- Given instruction:
Are you able to retype all the records below exactly?

- Raw data:
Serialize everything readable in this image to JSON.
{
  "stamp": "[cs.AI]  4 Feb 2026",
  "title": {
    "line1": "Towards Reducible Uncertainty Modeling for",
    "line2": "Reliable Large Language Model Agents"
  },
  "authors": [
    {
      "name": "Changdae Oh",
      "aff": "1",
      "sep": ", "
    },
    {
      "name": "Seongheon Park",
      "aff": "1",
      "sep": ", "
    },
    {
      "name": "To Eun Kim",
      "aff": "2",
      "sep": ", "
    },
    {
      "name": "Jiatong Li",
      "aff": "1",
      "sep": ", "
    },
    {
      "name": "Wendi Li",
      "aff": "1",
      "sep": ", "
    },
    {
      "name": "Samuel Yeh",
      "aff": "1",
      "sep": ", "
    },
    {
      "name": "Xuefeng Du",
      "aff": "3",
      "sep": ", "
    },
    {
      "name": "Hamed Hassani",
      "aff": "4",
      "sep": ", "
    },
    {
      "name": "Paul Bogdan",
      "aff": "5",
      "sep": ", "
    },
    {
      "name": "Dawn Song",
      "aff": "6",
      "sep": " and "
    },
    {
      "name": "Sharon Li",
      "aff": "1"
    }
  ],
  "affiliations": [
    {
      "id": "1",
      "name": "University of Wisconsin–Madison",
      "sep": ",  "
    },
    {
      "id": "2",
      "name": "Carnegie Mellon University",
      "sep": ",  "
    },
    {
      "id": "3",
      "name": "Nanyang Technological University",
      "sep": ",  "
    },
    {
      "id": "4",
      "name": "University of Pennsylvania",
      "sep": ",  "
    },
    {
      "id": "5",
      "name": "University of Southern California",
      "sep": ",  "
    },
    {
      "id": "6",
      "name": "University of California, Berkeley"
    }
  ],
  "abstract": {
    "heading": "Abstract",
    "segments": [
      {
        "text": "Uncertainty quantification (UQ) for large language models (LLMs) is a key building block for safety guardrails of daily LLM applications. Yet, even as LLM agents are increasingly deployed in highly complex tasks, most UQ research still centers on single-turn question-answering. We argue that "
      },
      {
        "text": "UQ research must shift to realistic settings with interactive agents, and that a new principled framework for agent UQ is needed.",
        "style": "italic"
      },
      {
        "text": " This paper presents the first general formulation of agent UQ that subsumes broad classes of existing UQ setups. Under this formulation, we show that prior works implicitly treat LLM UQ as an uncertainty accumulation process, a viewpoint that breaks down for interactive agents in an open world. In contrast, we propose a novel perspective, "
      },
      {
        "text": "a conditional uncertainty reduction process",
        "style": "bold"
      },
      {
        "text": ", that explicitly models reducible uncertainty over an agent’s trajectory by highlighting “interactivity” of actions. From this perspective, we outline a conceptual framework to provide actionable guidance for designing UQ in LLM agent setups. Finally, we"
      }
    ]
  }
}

- Output of the exercise:
Serialize everything readable in this image to JSON.
{
  "stamp": "[cs.AI]  4 Feb 2026",
  "title": {
    "line1": "Towards Reducible Uncertainty Modeling for",
    "line2": "Reliable Large Language Model Agents"
  },
  "authors": [
    {
      "name": "Changdae Oh",
      "aff": "1",
      "sep": ", "
    },
    {
      "name": "Seongheon Park",
      "aff": "1",
      "sep": ", "
    },
    {
      "name": "To Eun Kim",
      "aff": "2",
      "sep": ", "
    },
    {
      "name": "Jiatong Li",
      "aff": "1",
      "sep": ", "
    },
    {
      "name": "Wendi Li",
      "aff": "1",
      "sep": ", "
    },
    {
      "name": "Samuel Yeh",
      "aff": "1",
      "sep": ", "
    },
    {
      "name": "Xuefeng Du",
      "aff": "3",
      "sep": ", "
    },
    {
      "name": "Hamed Hassani",
      "aff": "4",
      "sep": ", "
    },
    {
      "name": "Paul Bogdan",
      "aff": "5",
      "sep": ", "
    },
    {
      "name": "Dawn Song",
      "aff": "6",
      "sep": " and "
    },
    {
      "name": "Sharon Li",
      "aff": "1"
    }
  ],
  "affiliations": [
    {
      "id": "1",
      "name": "University of Wisconsin–Madison",
      "sep": ",  "
    },
    {
      "id": "2",
      "name": "Carnegie Mellon University",
      "sep": ",  "
    },
    {
      "id": "3",
      "name": "Nanyang Technological University",
      "sep": ",  "
    },
    {
      "id": "4",
      "name": "University of Pennsylvania",
      "sep": ",  "
    },
    {
      "id": "5",
      "name": "University of Southern California",
      "sep": ",  "
    },
    {
      "id": "6",
      "name": "University of California, Berkeley"
    }
  ],
  "abstract": {
    "heading": "Abstract",
    "segments": [
      {
        "text": "Uncertainty quantification (UQ) for large language models (LLMs) is a key building block for safety guardrails of daily LLM applications. Yet, even as LLM agents are increasingly deployed in highly complex tasks, most UQ research still centers on single-turn question-answering. We argue that "
      },
      {
        "text": "UQ research must shift to realistic settings with interactive agents, and that a new principled framework for agent UQ is needed.",
        "style": "italic"
      },
      {
        "text": " This paper presents the first general formulation of agent UQ that subsumes broad classes of existing UQ setups. Under this formulation, we show that prior works implicitly treat LLM UQ as an uncertainty accumulation process, a viewpoint that breaks down for interactive agents in an open world. In contrast, we propose a novel perspective, "
      },
      {
        "text": "a conditional uncertainty reduction process",
        "style": "bold"
      },
      {
        "text": ", that explicitly models reducible uncertainty over an agent’s trajectory by highlighting “interactivity” of actions. From this perspective, we outline a conceptual framework to provide actionable guidance for designing UQ in LLM agent setups. Finally, we"
      }
    ]
  }
}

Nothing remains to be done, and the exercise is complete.